Copy each line exactly.

(Stored records)
========================================

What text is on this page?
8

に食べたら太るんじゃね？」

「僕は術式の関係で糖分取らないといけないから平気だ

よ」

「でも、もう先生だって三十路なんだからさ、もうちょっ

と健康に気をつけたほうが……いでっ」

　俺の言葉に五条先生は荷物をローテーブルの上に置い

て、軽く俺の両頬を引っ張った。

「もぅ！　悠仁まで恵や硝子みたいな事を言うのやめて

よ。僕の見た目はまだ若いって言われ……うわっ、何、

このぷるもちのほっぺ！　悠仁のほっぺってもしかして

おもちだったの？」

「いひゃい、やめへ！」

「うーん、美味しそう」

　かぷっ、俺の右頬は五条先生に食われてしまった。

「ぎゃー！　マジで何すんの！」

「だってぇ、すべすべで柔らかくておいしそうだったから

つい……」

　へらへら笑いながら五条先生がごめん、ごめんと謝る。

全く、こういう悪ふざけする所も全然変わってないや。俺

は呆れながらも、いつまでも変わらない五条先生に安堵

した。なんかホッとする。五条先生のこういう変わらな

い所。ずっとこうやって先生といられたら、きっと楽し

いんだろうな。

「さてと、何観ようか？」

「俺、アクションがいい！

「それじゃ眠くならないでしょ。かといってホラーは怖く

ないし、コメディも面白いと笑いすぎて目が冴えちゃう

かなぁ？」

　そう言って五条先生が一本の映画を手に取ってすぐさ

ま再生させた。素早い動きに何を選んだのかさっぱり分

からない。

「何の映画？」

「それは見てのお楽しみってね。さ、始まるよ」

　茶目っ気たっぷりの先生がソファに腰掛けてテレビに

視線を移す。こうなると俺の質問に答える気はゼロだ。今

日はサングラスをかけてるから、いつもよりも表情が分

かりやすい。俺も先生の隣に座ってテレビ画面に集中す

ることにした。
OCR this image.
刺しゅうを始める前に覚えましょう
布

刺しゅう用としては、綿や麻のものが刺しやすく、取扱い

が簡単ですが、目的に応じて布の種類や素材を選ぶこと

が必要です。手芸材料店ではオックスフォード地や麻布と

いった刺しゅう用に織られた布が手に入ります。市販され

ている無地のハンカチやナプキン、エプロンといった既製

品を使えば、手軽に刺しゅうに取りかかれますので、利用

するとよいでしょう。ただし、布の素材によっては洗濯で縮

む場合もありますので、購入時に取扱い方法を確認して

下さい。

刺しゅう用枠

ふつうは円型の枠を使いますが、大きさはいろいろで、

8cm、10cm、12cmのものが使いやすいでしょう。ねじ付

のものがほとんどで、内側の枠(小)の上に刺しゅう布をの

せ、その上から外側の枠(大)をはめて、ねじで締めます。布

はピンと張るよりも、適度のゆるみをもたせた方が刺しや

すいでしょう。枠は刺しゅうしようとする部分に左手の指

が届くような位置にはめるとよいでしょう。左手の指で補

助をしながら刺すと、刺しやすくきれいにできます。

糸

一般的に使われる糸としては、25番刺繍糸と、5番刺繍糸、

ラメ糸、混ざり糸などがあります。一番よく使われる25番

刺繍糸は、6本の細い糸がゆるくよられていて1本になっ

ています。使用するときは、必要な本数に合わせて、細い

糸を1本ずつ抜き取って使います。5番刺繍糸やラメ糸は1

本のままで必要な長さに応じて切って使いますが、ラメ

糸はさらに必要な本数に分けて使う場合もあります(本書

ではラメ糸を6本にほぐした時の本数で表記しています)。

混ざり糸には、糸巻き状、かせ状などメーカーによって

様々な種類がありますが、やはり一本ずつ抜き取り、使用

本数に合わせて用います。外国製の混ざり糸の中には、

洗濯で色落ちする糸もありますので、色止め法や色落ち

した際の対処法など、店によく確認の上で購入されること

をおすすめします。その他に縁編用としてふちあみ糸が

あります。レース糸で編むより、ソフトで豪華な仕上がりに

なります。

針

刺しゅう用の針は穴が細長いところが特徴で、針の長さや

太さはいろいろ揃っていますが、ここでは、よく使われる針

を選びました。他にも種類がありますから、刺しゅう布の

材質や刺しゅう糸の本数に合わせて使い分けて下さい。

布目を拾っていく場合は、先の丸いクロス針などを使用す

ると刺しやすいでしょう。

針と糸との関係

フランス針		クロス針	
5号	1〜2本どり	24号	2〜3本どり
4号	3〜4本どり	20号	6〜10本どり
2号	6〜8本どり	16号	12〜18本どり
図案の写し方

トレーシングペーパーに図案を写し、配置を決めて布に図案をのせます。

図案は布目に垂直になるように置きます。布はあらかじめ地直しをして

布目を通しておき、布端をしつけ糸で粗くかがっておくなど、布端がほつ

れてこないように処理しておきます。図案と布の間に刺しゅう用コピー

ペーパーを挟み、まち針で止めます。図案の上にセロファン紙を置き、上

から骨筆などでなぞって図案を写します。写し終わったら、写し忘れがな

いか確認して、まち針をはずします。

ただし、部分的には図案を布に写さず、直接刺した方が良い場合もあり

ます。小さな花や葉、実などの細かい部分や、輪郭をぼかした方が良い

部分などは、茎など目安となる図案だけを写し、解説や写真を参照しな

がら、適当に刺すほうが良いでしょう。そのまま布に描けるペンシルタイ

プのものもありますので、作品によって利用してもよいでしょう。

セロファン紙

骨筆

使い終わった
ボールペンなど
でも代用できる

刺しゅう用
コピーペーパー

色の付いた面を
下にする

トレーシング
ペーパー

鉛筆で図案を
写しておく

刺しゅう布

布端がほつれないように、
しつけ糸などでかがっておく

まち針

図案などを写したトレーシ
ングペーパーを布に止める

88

========================================

• TASK RESPONSE:
What text is on this page?
8

に食べたら太るんじゃね？」

「僕は術式の関係で糖分取らないといけないから平気だ

よ」

「でも、もう先生だって三十路なんだからさ、もうちょっ

と健康に気をつけたほうが……いでっ」

　俺の言葉に五条先生は荷物をローテーブルの上に置い

て、軽く俺の両頬を引っ張った。

「もぅ！　悠仁まで恵や硝子みたいな事を言うのやめて

よ。僕の見た目はまだ若いって言われ……うわっ、何、

このぷるもちのほっぺ！　悠仁のほっぺってもしかして

おもちだったの？」

「いひゃい、やめへ！」

「うーん、美味しそう」

　かぷっ、俺の右頬は五条先生に食われてしまった。

「ぎゃー！　マジで何すんの！」

「だってぇ、すべすべで柔らかくておいしそうだったから

つい……」

　へらへら笑いながら五条先生がごめん、ごめんと謝る。

全く、こういう悪ふざけする所も全然変わってないや。俺

は呆れながらも、いつまでも変わらない五条先生に安堵

した。なんかホッとする。五条先生のこういう変わらな

い所。ずっとこうやって先生といられたら、きっと楽し

いんだろうな。

「さてと、何観ようか？」

「俺、アクションがいい！

「それじゃ眠くならないでしょ。かといってホラーは怖く

ないし、コメディも面白いと笑いすぎて目が冴えちゃう

かなぁ？」

　そう言って五条先生が一本の映画を手に取ってすぐさ

ま再生させた。素早い動きに何を選んだのかさっぱり分

からない。

「何の映画？」

「それは見てのお楽しみってね。さ、始まるよ」

　茶目っ気たっぷりの先生がソファに腰掛けてテレビに

視線を移す。こうなると俺の質問に答える気はゼロだ。今

日はサングラスをかけてるから、いつもよりも表情が分

かりやすい。俺も先生の隣に座ってテレビ画面に集中す

ることにした。
OCR this image.
刺しゅうを始める前に覚えましょう
布

刺しゅう用としては、綿や麻のものが刺しやすく、取扱い

が簡単ですが、目的に応じて布の種類や素材を選ぶこと

が必要です。手芸材料店ではオックスフォード地や麻布と

いった刺しゅう用に織られた布が手に入ります。市販され

ている無地のハンカチやナプキン、エプロンといった既製

品を使えば、手軽に刺しゅうに取りかかれますので、利用

するとよいでしょう。ただし、布の素材によっては洗濯で縮

む場合もありますので、購入時に取扱い方法を確認して

下さい。

刺しゅう用枠

ふつうは円型の枠を使いますが、大きさはいろいろで、

8cm、10cm、12cmのものが使いやすいでしょう。ねじ付

のものがほとんどで、内側の枠(小)の上に刺しゅう布をの

せ、その上から外側の枠(大)をはめて、ねじで締めます。布

はピンと張るよりも、適度のゆるみをもたせた方が刺しや

すいでしょう。枠は刺しゅうしようとする部分に左手の指

が届くような位置にはめるとよいでしょう。左手の指で補

助をしながら刺すと、刺しやすくきれいにできます。

糸

一般的に使われる糸としては、25番刺繍糸と、5番刺繍糸、

ラメ糸、混ざり糸などがあります。一番よく使われる25番

刺繍糸は、6本の細い糸がゆるくよられていて1本になっ

ています。使用するときは、必要な本数に合わせて、細い

糸を1本ずつ抜き取って使います。5番刺繍糸やラメ糸は1

本のままで必要な長さに応じて切って使いますが、ラメ

糸はさらに必要な本数に分けて使う場合もあります(本書

ではラメ糸を6本にほぐした時の本数で表記しています)。

混ざり糸には、糸巻き状、かせ状などメーカーによって

様々な種類がありますが、やはり一本ずつ抜き取り、使用

本数に合わせて用います。外国製の混ざり糸の中には、

洗濯で色落ちする糸もありますので、色止め法や色落ち

した際の対処法など、店によく確認の上で購入されること

をおすすめします。その他に縁編用としてふちあみ糸が

あります。レース糸で編むより、ソフトで豪華な仕上がりに

なります。

針

刺しゅう用の針は穴が細長いところが特徴で、針の長さや

太さはいろいろ揃っていますが、ここでは、よく使われる針

を選びました。他にも種類がありますから、刺しゅう布の

材質や刺しゅう糸の本数に合わせて使い分けて下さい。

布目を拾っていく場合は、先の丸いクロス針などを使用す

ると刺しやすいでしょう。

針と糸との関係

フランス針		クロス針	
5号	1〜2本どり	24号	2〜3本どり
4号	3〜4本どり	20号	6〜10本どり
2号	6〜8本どり	16号	12〜18本どり
図案の写し方

トレーシングペーパーに図案を写し、配置を決めて布に図案をのせます。

図案は布目に垂直になるように置きます。布はあらかじめ地直しをして

布目を通しておき、布端をしつけ糸で粗くかがっておくなど、布端がほつ

れてこないように処理しておきます。図案と布の間に刺しゅう用コピー

ペーパーを挟み、まち針で止めます。図案の上にセロファン紙を置き、上

から骨筆などでなぞって図案を写します。写し終わったら、写し忘れがな

いか確認して、まち針をはずします。

ただし、部分的には図案を布に写さず、直接刺した方が良い場合もあり

ます。小さな花や葉、実などの細かい部分や、輪郭をぼかした方が良い

部分などは、茎など目安となる図案だけを写し、解説や写真を参照しな

がら、適当に刺すほうが良いでしょう。そのまま布に描けるペンシルタイ

プのものもありますので、作品によって利用してもよいでしょう。

セロファン紙

骨筆

使い終わった
ボールペンなど
でも代用できる

刺しゅう用
コピーペーパー

色の付いた面を
下にする

トレーシング
ペーパー

鉛筆で図案を
写しておく

刺しゅう布

布端がほつれないように、
しつけ糸などでかがっておく

まち針

図案などを写したトレーシ
ングペーパーを布に止める

88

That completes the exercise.